**Stated problem:** Gather all lines containing the string "Offene" and copy them out.

** Start Records for processing **

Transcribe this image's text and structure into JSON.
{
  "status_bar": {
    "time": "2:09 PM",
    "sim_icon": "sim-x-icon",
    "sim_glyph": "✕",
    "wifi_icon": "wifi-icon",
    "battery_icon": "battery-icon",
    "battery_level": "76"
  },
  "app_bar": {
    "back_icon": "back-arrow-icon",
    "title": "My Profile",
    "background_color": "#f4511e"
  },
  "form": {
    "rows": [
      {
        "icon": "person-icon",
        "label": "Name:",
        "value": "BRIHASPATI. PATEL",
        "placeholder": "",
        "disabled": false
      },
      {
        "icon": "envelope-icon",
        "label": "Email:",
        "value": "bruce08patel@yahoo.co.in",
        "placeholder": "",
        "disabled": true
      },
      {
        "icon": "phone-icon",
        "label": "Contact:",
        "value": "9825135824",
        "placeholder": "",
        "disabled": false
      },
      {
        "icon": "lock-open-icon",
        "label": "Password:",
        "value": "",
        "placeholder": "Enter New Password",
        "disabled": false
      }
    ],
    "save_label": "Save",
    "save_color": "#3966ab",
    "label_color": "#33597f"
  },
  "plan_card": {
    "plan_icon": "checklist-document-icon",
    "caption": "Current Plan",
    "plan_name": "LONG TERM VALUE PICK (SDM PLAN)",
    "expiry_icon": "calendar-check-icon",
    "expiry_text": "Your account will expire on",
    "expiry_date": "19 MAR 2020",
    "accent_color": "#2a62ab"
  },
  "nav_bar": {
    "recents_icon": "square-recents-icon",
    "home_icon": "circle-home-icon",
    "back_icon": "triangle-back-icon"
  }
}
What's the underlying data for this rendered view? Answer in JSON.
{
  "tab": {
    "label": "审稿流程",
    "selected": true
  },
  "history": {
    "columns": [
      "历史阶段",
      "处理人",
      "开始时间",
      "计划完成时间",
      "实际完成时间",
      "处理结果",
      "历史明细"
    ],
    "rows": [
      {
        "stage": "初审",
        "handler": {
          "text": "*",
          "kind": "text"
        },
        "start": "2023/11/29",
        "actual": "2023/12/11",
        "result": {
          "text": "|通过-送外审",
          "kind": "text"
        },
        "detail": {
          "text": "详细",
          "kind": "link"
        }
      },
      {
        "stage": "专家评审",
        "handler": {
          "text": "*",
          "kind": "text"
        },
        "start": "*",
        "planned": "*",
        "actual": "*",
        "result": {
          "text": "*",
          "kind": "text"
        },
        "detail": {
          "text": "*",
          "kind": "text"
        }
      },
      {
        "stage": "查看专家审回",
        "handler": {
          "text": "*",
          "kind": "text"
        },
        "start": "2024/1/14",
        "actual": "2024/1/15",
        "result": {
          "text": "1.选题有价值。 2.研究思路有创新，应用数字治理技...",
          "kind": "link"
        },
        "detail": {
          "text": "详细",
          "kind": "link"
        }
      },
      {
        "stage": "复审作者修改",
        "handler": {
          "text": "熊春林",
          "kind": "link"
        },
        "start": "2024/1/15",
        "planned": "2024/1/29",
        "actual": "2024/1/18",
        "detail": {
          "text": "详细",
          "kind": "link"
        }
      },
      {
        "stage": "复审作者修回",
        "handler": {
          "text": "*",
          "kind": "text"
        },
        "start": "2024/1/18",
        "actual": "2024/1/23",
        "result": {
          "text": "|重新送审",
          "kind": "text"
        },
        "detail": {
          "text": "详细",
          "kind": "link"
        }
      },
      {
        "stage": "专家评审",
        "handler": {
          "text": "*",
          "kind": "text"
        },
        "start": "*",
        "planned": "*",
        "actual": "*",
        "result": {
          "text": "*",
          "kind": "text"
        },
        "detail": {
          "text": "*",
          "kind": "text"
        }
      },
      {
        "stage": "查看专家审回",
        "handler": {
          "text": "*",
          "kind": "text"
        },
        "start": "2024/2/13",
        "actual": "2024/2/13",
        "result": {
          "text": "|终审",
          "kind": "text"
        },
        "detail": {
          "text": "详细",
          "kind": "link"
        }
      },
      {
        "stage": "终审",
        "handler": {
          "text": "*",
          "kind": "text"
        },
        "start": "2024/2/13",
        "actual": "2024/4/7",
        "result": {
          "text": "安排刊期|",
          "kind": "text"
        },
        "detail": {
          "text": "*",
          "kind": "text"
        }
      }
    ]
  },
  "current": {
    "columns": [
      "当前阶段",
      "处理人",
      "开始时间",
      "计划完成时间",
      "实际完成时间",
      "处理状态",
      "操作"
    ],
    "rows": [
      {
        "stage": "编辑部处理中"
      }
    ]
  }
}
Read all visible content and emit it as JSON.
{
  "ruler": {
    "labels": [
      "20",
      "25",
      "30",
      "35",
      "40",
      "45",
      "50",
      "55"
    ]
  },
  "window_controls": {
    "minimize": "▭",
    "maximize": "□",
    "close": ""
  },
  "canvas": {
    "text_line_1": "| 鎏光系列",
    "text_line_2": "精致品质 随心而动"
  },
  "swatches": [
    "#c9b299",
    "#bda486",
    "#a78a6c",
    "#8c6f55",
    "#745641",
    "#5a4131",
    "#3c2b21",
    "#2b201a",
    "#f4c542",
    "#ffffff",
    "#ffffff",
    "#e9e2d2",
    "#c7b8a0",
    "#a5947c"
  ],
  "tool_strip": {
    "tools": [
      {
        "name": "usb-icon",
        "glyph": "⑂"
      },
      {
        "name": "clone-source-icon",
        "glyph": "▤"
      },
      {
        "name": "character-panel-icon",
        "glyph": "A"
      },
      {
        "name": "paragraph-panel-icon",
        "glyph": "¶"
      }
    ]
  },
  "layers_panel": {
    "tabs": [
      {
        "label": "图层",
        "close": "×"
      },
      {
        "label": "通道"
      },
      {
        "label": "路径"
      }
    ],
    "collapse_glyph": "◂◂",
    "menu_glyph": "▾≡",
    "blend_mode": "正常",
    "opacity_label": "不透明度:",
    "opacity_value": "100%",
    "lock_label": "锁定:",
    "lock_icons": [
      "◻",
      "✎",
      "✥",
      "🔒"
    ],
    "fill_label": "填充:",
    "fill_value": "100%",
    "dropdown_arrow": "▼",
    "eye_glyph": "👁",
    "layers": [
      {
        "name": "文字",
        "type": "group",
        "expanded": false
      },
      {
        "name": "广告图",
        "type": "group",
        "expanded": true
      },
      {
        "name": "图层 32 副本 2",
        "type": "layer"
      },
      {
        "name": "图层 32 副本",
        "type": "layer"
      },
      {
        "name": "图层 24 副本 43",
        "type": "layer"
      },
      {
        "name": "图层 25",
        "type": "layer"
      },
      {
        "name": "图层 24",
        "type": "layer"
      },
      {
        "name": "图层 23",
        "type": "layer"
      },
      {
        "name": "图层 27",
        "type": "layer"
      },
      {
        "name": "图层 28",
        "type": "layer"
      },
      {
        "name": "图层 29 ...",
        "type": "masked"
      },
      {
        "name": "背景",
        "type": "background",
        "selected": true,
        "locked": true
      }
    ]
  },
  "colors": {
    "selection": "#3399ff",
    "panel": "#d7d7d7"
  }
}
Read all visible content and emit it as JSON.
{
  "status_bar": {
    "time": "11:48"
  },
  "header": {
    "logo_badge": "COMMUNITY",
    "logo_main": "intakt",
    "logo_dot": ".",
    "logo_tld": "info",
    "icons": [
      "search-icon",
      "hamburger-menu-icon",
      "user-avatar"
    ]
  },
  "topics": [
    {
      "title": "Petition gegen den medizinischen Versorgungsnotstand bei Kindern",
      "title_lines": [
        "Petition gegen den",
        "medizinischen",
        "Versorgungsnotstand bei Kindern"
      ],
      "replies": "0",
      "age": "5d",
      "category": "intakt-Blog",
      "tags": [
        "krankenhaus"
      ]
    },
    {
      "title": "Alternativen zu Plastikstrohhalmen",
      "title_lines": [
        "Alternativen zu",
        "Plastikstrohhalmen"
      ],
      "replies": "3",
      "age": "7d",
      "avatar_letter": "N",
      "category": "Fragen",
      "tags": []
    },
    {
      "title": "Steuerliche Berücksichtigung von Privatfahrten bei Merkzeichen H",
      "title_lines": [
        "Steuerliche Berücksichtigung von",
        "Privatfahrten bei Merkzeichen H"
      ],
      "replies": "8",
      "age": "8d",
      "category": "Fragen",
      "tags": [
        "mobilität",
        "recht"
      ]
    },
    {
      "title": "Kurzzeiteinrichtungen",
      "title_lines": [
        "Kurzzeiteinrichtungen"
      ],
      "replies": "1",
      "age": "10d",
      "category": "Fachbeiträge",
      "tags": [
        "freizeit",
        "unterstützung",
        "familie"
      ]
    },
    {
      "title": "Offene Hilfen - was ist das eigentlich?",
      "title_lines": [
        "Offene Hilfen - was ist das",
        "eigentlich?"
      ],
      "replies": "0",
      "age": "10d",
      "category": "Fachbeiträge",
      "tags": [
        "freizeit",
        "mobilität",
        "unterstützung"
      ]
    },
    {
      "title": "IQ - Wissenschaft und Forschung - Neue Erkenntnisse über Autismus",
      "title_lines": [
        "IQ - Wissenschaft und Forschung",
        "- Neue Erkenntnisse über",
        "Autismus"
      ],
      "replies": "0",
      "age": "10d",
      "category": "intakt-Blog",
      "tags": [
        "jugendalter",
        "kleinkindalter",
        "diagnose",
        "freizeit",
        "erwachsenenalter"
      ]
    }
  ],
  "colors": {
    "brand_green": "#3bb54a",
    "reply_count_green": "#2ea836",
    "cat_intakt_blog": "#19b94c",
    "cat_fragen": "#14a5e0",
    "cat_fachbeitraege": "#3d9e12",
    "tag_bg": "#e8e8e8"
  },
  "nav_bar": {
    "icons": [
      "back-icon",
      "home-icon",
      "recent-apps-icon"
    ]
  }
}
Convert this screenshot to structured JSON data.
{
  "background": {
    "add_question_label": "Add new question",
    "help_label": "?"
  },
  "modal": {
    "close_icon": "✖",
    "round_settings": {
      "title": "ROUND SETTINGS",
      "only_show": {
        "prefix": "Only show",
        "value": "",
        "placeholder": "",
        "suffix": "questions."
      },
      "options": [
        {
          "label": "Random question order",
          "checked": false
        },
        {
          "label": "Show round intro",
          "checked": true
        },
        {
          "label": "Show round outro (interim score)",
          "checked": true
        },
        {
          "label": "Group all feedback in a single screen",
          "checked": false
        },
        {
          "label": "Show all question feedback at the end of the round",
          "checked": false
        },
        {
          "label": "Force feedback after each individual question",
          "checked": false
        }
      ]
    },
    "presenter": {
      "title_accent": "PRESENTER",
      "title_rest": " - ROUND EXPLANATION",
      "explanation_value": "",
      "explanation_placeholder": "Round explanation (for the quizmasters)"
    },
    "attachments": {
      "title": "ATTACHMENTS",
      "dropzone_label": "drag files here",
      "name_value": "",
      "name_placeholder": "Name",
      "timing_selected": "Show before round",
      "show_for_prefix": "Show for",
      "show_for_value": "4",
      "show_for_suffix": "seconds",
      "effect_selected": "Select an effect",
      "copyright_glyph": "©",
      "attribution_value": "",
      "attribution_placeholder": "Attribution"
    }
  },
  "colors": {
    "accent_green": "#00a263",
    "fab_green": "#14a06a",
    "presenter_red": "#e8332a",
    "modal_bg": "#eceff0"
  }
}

** End Records for processing **

**Exercise result:**
      "title": "Offene Hilfen - was ist das eigentlich?",
        "Offene Hilfen - was ist das",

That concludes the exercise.